> **READING PASSAGE**
○ ○ ○ ○ ○ ○ ○

Home > Introduction > Articles > Alan Shalleck > Our Energy Future and Nanotechnology
Alan B. Shalleck
June 05, 2006
Nanotechnology is fundamental over the next 50 years to providing sufficient energy for a growing world and to protecting the environment in which we live. There is an energy/environmental storm gathering and we must pay attention. Our children's and our grandchildren's lives are at stake if we mess up the energy/environment issue. Under all practical solutions nanotechnology will play a critical role in any successful outcome. Just as we claim that nanotechnology will change our entire economic structure and our lives over the next decades, so will world energy demand and supply. The two are intimately intertwined.
Detailed energy data, options, nanotechnology involvement and intelligent discussion are appearing regularly from responsible institutions. Some of the best energy information has just been mounted on the web. If you haven't considered investing in promising nanotech energy applications up to now, the following may change your mind.
A superb energy colloquium was held at MIT on May 3, 2006 discussing safe and productive energy supply (at reasonable economics) and environmental problems with possible solutions for the rest of the century. This colloquium was not heralded in the press … I'm sure most of you missed it … and yet it contained some of the wisest discussions about the world's energy future to date. MIT will be one of the premier US institutions providing insight, wisdom, advice and practical solutions to the world, our government and various industries on energy and environmental issues this century.
This illuminating forum can be heard on the web. "The MIT Energy Forum: Taking On The Challenge," (here and here) was chaired by MIT's President, Dr. Susan Hochfield, and involved many of Tech's world class faculty members. MIT has been fundamentally involved in energy generation since early in the 20th Century (e.g. power plant design, nuclear power generation and wind energy) and the early 21st century is no different.

○ ○ ○ ○ ○ ○ ○

> **GIVEN RECORDS**
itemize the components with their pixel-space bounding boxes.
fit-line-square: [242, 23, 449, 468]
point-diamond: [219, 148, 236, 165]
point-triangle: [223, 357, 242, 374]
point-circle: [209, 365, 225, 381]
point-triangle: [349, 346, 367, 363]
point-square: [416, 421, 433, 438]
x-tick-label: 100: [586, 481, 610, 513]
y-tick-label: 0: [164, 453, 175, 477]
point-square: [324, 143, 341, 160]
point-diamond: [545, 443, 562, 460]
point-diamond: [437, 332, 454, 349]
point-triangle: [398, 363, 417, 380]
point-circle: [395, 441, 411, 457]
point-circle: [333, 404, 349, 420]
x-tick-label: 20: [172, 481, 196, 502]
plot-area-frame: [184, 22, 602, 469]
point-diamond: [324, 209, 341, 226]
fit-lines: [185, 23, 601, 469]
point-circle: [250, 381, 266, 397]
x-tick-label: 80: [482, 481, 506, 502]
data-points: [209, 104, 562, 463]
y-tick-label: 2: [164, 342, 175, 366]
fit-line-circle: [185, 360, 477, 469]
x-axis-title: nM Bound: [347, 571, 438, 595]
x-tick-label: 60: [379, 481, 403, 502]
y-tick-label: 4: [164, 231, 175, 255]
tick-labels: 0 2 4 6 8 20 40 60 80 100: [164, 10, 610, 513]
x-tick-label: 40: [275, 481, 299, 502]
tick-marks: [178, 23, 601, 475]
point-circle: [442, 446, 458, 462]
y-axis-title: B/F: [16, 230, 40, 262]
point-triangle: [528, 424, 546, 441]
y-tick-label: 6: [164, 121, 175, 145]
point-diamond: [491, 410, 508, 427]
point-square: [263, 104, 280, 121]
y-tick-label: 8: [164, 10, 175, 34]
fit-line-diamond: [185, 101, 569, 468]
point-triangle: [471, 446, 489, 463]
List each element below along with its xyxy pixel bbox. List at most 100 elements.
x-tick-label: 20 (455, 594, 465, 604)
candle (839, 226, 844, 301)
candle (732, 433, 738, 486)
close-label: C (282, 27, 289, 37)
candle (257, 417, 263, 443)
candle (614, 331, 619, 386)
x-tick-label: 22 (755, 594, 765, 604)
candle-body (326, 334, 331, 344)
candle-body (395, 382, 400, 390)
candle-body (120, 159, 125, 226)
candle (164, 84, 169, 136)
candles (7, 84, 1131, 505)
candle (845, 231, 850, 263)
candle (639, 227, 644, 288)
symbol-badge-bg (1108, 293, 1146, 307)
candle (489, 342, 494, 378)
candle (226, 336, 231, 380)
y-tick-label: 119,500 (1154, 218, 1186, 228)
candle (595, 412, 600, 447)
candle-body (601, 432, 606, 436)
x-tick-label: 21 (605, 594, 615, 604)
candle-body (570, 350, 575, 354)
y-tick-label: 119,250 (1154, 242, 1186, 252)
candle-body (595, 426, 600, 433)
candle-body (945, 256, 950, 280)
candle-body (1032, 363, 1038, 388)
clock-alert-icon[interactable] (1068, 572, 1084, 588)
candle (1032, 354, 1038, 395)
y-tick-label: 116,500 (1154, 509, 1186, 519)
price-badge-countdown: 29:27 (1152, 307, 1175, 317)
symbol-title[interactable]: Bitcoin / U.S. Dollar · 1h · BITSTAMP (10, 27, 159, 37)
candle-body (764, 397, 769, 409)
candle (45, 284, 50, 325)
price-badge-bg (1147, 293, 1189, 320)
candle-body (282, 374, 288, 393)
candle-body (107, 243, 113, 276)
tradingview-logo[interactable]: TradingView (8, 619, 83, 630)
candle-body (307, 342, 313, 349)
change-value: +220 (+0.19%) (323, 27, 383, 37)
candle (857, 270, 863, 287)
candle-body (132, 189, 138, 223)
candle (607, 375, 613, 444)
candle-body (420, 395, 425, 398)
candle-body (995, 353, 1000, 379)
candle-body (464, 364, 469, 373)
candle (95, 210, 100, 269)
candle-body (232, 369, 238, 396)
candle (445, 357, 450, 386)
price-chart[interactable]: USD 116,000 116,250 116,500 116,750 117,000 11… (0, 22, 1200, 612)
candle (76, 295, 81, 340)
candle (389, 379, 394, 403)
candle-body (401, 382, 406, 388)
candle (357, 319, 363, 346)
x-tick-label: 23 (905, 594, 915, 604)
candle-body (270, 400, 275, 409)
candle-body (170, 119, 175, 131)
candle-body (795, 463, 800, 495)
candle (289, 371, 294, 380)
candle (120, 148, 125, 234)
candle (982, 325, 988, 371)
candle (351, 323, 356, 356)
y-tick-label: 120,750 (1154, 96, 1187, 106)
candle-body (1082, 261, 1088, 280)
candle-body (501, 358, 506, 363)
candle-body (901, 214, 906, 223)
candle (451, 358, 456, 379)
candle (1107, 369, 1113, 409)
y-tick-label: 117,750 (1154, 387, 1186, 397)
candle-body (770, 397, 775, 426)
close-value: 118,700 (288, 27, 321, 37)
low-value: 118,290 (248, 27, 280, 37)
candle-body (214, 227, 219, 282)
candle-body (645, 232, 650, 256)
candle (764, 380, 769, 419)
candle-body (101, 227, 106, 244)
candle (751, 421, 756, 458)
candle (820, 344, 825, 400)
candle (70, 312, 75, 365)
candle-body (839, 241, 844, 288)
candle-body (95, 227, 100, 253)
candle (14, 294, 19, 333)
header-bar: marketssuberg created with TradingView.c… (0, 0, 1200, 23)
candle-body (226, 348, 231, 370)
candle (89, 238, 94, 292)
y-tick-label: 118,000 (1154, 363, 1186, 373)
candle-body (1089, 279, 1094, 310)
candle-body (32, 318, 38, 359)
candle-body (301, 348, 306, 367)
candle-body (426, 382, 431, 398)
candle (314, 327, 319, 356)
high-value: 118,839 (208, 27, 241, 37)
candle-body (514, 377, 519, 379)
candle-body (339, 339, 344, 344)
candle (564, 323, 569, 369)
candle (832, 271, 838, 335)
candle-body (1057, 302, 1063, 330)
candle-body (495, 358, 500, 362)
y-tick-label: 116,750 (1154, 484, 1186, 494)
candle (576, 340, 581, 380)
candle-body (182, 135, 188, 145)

○ ○ ○ ○ ○ ○ ○

> **PROBLEMS**
(1) In the article on nanotechnology and energy, rewrite the passage starting at "A superb energy" and ending at "issues this century.", substituting "symposium" for "colloquium".
(2) Transcribe the records word for word, starting at their first line and ending at the line that contains "point-diamond: [545, 443, 562, 460]".

> **SOLVED PROBLEMS**
(1)
A superb energy symposium was held at MIT on May 3, 2006 discussing safe and productive energy supply (at reasonable economics) and environmental problems with possible solutions for the rest of the century. This symposium was not heralded in the press … I'm sure most of you missed it … and yet it contained some of the wisest discussions about the world's energy future to date. MIT will be one of the premier US institutions providing insight, wisdom, advice and practical solutions to the world, our government and various industries on energy and environmental issues this century.

(2)
itemize the components with their pixel-space bounding boxes.
fit-line-square: [242, 23, 449, 468]
point-diamond: [219, 148, 236, 165]
point-triangle: [223, 357, 242, 374]
point-circle: [209, 365, 225, 381]
point-triangle: [349, 346, 367, 363]
point-square: [416, 421, 433, 438]
x-tick-label: 100: [586, 481, 610, 513]
y-tick-label: 0: [164, 453, 175, 477]
point-square: [324, 143, 341, 160]
point-diamond: [545, 443, 562, 460]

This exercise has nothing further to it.